## Start Data

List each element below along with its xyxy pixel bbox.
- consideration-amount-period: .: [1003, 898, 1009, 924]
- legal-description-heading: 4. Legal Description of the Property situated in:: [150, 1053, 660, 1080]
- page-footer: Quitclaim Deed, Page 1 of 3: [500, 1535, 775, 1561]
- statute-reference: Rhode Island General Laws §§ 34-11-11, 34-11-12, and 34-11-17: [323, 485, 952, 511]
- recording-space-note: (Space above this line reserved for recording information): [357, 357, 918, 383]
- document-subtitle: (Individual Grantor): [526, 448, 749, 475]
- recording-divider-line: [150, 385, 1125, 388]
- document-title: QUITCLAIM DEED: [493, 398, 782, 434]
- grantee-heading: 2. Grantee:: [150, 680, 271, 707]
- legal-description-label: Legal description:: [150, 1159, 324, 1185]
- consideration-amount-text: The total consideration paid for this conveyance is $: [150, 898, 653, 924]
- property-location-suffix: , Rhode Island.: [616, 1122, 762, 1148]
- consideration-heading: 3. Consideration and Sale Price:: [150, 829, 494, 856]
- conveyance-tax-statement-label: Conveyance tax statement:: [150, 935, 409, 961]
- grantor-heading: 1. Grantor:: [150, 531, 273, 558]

## End Data

Objective - Rewrite all the rows above, replacing "Rhode Island" with "Massachusetts" and leaving everything else unchanged.

Task result -
List each element below along with its xyxy pixel bbox.
- consideration-amount-period: .: [1003, 898, 1009, 924]
- legal-description-heading: 4. Legal Description of the Property situated in:: [150, 1053, 660, 1080]
- page-footer: Quitclaim Deed, Page 1 of 3: [500, 1535, 775, 1561]
- statute-reference: Massachusetts General Laws §§ 34-11-11, 34-11-12, and 34-11-17: [323, 485, 952, 511]
- recording-space-note: (Space above this line reserved for recording information): [357, 357, 918, 383]
- document-subtitle: (Individual Grantor): [526, 448, 749, 475]
- recording-divider-line: [150, 385, 1125, 388]
- document-title: QUITCLAIM DEED: [493, 398, 782, 434]
- grantee-heading: 2. Grantee:: [150, 680, 271, 707]
- legal-description-label: Legal description:: [150, 1159, 324, 1185]
- consideration-amount-text: The total consideration paid for this conveyance is $: [150, 898, 653, 924]
- property-location-suffix: , Massachusetts.: [616, 1122, 762, 1148]
- consideration-heading: 3. Consideration and Sale Price:: [150, 829, 494, 856]
- conveyance-tax-statement-label: Conveyance tax statement:: [150, 935, 409, 961]
- grantor-heading: 1. Grantor:: [150, 531, 273, 558]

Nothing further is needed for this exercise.